Given records:
┌──

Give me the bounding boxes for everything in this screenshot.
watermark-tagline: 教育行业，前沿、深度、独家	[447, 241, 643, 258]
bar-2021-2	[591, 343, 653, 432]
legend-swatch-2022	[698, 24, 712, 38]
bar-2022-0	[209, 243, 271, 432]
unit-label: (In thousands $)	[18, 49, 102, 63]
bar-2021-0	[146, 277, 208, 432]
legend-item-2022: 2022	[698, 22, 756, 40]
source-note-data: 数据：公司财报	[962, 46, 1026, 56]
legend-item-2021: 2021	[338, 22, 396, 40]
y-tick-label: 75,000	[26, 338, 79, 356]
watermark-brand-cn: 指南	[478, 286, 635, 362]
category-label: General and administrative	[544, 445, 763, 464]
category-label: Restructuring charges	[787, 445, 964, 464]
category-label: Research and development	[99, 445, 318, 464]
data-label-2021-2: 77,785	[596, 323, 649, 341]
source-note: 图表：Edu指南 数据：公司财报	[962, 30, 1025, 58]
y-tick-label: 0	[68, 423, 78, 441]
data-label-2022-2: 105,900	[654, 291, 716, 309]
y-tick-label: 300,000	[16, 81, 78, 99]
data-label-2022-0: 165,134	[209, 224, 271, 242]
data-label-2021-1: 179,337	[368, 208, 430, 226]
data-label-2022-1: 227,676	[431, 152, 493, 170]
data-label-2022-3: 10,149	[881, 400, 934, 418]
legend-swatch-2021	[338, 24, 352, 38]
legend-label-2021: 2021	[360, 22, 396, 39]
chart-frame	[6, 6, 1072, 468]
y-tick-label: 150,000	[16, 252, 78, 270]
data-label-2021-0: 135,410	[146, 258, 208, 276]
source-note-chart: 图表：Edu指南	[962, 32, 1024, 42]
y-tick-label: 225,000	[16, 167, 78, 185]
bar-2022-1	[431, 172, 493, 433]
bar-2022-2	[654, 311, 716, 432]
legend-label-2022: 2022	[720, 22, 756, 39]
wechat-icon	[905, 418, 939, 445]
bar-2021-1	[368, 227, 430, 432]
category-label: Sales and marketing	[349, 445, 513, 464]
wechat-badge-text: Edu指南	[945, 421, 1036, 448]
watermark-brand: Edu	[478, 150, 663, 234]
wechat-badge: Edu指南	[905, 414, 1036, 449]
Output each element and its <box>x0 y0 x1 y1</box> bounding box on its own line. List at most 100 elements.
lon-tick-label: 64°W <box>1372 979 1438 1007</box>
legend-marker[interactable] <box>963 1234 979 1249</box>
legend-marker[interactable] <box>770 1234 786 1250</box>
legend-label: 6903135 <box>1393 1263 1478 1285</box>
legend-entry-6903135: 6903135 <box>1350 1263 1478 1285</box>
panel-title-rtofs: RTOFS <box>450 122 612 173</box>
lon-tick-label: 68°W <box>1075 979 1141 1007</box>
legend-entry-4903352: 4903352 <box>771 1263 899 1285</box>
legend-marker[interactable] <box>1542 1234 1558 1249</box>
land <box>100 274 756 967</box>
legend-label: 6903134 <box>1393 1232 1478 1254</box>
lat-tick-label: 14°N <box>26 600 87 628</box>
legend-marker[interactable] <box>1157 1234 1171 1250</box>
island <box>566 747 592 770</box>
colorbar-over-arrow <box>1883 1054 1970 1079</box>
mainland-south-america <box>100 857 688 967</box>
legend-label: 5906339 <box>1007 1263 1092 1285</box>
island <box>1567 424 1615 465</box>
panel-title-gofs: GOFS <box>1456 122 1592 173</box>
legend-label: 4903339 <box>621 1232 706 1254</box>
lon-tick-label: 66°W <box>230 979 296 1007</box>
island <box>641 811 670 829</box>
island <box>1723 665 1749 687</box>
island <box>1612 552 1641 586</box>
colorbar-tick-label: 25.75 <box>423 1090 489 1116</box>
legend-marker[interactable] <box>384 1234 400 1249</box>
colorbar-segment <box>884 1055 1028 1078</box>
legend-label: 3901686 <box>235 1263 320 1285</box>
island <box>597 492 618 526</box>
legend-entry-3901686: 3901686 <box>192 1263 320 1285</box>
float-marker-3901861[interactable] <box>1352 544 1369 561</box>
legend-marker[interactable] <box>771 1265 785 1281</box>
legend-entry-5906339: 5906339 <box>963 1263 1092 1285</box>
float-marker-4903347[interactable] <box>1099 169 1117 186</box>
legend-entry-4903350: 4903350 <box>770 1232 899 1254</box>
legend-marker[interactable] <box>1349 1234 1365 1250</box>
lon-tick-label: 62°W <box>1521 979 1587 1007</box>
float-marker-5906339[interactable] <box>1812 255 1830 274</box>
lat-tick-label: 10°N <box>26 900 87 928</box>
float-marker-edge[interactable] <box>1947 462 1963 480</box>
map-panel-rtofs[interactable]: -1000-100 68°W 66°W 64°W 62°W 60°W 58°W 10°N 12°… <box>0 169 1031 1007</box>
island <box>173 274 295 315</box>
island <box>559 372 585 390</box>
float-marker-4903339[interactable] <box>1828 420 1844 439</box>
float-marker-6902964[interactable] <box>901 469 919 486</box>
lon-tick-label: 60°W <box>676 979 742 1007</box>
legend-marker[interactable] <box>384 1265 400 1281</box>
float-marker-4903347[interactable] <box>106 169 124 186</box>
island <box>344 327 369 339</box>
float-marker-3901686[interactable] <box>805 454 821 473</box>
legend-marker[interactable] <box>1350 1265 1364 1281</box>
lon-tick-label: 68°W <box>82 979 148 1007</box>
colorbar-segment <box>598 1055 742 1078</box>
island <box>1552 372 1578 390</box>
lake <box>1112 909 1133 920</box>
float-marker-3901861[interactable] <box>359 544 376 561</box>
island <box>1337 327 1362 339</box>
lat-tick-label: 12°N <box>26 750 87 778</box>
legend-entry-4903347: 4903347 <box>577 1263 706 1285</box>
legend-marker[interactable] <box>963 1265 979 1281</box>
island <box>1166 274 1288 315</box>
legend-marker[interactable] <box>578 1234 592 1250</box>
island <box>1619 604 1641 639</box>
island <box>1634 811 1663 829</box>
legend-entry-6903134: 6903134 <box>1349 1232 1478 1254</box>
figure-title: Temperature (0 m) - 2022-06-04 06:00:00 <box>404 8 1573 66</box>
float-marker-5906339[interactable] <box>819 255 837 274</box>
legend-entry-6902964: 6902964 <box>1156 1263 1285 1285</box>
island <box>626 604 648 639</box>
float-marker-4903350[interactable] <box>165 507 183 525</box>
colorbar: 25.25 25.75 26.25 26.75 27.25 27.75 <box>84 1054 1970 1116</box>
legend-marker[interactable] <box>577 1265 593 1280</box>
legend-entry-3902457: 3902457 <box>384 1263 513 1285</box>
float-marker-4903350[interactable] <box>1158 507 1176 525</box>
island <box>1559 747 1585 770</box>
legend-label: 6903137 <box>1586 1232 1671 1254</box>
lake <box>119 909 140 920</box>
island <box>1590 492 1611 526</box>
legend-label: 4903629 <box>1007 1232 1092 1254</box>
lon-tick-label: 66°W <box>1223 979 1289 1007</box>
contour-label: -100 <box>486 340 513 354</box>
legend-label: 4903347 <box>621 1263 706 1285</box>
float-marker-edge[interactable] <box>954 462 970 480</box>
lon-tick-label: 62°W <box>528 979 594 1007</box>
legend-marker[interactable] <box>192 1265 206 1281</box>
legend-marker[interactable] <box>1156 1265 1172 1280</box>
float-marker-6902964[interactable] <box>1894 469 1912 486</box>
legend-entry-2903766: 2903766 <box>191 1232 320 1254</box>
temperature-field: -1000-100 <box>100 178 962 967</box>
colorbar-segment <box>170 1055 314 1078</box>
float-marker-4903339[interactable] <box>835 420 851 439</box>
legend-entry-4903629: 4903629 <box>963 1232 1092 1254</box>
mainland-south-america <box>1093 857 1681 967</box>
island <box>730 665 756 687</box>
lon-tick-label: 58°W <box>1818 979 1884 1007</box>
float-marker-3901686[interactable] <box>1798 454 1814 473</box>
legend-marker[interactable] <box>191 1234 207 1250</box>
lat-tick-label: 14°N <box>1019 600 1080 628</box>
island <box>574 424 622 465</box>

└──

Short exercise: Reproduce verbatim every line of the records, starting with the first one and going on through the line that contains "22, 756, 40]", with both of those lines included.

Response to the task:
Give me the bounding boxes for everything in this screenshot.
watermark-tagline: 教育行业，前沿、深度、独家	[447, 241, 643, 258]
bar-2021-2	[591, 343, 653, 432]
legend-swatch-2022	[698, 24, 712, 38]
bar-2022-0	[209, 243, 271, 432]
unit-label: (In thousands $)	[18, 49, 102, 63]
bar-2021-0	[146, 277, 208, 432]
legend-item-2022: 2022	[698, 22, 756, 40]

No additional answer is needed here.